● To do
From the entries below, say how many lines carry the word "What", and give nothing but the number.
[START Provided material]
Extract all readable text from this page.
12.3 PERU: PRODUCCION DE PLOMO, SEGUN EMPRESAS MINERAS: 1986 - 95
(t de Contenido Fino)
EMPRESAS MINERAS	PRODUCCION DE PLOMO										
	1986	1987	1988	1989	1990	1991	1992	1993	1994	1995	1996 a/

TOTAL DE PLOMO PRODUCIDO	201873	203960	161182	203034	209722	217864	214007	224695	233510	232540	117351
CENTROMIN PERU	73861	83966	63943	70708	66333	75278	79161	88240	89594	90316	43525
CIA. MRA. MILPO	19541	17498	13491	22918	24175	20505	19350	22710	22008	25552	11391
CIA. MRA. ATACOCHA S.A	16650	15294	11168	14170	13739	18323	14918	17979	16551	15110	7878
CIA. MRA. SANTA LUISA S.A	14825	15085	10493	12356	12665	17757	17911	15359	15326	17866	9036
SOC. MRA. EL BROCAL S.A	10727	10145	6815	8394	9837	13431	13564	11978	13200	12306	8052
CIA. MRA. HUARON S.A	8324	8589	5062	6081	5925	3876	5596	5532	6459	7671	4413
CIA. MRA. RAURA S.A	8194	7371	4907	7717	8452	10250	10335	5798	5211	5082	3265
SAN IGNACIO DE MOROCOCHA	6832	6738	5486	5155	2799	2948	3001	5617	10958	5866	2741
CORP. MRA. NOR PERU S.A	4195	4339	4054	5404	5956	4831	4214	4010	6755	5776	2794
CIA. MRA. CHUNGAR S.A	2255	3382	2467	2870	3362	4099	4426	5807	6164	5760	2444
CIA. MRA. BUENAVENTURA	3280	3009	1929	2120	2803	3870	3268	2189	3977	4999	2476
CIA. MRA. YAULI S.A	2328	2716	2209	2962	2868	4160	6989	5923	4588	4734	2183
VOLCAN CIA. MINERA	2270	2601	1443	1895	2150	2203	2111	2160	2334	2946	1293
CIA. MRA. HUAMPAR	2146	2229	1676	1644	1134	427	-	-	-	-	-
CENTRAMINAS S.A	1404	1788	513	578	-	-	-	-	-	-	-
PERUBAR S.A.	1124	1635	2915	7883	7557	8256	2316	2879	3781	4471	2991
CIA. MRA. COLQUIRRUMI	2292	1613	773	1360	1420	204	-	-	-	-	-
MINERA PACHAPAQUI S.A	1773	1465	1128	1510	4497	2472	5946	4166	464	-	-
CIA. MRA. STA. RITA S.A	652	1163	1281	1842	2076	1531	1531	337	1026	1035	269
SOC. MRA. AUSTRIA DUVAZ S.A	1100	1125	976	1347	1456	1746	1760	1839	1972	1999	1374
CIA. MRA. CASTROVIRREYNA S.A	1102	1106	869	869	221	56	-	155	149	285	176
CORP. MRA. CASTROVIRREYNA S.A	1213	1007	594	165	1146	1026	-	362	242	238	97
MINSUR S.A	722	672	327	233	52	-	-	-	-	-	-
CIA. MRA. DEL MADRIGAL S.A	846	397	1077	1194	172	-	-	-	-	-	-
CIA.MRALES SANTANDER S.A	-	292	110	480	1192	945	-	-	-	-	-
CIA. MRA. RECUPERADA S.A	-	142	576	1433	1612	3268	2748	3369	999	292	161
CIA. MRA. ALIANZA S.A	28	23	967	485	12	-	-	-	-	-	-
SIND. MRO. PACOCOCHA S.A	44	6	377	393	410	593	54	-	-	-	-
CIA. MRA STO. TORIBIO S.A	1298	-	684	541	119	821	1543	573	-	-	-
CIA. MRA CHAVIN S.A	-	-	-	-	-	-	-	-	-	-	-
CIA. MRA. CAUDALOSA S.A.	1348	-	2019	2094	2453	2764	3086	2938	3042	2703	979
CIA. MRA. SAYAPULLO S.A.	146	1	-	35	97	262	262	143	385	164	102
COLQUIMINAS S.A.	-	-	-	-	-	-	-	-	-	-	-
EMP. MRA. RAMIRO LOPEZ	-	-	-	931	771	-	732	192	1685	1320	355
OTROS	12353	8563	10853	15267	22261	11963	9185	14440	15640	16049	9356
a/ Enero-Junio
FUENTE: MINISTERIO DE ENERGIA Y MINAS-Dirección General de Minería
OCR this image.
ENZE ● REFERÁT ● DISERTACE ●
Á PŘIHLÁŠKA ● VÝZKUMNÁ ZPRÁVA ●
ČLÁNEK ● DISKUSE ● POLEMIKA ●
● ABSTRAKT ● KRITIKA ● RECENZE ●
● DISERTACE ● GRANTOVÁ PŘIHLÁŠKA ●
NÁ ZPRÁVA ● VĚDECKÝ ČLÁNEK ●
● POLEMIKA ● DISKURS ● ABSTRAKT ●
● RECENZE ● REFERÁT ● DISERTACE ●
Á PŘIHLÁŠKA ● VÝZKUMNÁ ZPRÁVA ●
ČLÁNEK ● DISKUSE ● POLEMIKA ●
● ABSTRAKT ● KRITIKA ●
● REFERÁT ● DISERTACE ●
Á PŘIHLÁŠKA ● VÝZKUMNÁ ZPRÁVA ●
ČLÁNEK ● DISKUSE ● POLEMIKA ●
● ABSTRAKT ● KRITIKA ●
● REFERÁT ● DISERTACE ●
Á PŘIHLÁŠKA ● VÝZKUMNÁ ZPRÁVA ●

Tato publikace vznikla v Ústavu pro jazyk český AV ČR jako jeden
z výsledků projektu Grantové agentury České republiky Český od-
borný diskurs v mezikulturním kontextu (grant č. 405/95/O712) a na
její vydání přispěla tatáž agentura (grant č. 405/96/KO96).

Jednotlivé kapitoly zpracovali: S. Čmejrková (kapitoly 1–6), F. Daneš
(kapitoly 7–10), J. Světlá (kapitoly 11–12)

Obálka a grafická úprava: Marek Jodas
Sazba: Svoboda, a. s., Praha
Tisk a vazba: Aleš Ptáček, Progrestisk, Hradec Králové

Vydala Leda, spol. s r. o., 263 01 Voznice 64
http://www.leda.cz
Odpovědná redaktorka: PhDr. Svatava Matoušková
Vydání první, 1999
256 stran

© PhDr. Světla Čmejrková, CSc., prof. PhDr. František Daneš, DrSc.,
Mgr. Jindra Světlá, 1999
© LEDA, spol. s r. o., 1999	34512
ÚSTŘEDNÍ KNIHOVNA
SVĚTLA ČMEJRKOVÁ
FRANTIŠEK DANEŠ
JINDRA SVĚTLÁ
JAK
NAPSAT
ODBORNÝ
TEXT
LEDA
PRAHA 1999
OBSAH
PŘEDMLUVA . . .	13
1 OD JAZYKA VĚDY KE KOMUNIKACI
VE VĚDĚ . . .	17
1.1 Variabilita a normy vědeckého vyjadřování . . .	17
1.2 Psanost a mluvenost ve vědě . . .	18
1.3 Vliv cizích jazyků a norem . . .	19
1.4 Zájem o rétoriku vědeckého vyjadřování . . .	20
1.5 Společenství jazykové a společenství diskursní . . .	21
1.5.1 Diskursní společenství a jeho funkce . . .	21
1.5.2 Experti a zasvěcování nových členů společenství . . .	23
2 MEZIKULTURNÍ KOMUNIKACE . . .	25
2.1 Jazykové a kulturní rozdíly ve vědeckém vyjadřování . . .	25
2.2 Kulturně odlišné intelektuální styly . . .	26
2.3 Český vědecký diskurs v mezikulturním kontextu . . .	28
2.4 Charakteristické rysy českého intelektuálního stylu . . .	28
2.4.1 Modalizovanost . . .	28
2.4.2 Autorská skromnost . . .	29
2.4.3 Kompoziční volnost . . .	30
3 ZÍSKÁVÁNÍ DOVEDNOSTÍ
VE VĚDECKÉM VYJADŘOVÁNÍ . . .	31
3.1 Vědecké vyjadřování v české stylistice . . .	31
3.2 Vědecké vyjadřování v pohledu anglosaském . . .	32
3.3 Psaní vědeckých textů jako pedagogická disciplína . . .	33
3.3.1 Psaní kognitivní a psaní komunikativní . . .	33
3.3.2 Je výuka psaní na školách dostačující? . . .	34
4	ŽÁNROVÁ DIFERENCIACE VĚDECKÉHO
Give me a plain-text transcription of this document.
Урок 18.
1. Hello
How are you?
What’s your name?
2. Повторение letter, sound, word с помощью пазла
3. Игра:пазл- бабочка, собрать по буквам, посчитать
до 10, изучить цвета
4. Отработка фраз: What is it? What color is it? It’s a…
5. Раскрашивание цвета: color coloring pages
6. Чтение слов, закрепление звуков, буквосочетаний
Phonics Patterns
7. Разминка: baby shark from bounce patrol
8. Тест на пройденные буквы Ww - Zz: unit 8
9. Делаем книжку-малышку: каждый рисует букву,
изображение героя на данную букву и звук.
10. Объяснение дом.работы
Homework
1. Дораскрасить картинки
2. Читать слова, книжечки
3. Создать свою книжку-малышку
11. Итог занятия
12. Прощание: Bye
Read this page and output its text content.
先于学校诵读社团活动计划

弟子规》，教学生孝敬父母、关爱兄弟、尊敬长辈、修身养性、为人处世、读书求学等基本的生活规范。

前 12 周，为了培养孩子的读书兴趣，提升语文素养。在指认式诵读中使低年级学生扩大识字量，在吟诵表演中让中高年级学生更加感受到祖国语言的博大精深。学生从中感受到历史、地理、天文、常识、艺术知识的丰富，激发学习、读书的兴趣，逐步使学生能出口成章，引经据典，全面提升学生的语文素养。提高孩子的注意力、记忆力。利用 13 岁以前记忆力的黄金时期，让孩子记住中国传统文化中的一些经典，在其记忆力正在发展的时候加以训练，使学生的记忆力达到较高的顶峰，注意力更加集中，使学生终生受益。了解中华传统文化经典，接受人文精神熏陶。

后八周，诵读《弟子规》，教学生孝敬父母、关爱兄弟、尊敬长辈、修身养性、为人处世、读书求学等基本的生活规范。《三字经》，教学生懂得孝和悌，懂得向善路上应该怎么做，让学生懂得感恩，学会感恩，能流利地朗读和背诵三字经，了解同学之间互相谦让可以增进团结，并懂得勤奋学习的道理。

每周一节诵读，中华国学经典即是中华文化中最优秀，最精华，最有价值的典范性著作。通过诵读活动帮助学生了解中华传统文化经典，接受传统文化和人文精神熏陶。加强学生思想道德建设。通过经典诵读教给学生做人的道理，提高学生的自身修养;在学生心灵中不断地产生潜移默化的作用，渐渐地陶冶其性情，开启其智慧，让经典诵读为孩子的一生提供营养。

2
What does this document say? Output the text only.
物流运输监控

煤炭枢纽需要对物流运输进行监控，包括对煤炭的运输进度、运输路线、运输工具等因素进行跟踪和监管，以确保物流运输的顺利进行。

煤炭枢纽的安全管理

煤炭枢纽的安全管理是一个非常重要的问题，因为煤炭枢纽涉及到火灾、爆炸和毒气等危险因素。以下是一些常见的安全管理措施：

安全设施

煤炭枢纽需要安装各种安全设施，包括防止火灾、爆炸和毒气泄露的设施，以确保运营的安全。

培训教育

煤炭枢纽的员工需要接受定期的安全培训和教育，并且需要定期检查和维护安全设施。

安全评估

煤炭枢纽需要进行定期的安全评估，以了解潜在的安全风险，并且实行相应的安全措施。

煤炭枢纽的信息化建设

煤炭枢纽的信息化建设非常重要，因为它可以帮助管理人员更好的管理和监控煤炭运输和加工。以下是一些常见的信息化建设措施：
[END Provided material]
● Response below
3